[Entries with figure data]
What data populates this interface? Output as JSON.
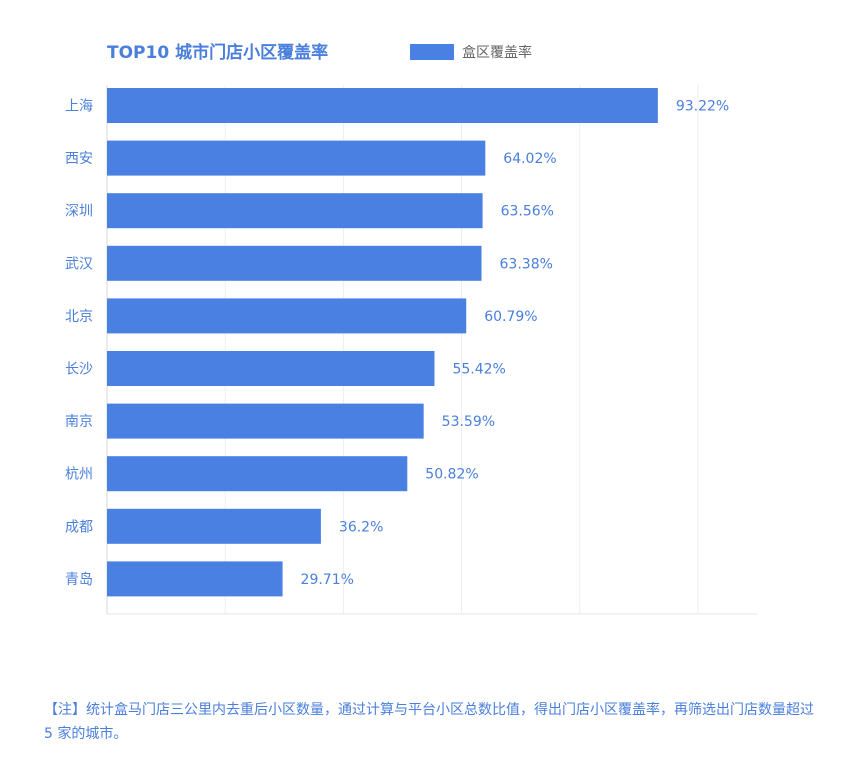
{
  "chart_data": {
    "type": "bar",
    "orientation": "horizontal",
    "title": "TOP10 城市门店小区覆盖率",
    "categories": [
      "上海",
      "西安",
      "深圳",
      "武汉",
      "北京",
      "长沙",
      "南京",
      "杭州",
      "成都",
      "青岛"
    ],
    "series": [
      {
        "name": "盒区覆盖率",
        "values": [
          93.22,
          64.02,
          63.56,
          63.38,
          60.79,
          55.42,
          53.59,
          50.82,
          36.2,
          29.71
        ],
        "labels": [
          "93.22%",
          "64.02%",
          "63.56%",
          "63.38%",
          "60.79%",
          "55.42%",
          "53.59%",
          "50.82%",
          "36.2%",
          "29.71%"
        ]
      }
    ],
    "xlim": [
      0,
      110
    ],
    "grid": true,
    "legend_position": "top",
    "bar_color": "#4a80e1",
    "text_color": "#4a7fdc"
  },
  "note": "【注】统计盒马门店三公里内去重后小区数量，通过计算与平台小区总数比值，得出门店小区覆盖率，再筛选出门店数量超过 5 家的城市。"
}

Your objective: Write out the material above once more, exactly as it reads, with no pictures.

Answer to this task:
What data populates this interface? Output as JSON.
{
  "chart_data": {
    "type": "bar",
    "orientation": "horizontal",
    "title": "TOP10 城市门店小区覆盖率",
    "categories": [
      "上海",
      "西安",
      "深圳",
      "武汉",
      "北京",
      "长沙",
      "南京",
      "杭州",
      "成都",
      "青岛"
    ],
    "series": [
      {
        "name": "盒区覆盖率",
        "values": [
          93.22,
          64.02,
          63.56,
          63.38,
          60.79,
          55.42,
          53.59,
          50.82,
          36.2,
          29.71
        ],
        "labels": [
          "93.22%",
          "64.02%",
          "63.56%",
          "63.38%",
          "60.79%",
          "55.42%",
          "53.59%",
          "50.82%",
          "36.2%",
          "29.71%"
        ]
      }
    ],
    "xlim": [
      0,
      110
    ],
    "grid": true,
    "legend_position": "top",
    "bar_color": "#4a80e1",
    "text_color": "#4a7fdc"
  },
  "note": "【注】统计盒马门店三公里内去重后小区数量，通过计算与平台小区总数比值，得出门店小区覆盖率，再筛选出门店数量超过 5 家的城市。"
}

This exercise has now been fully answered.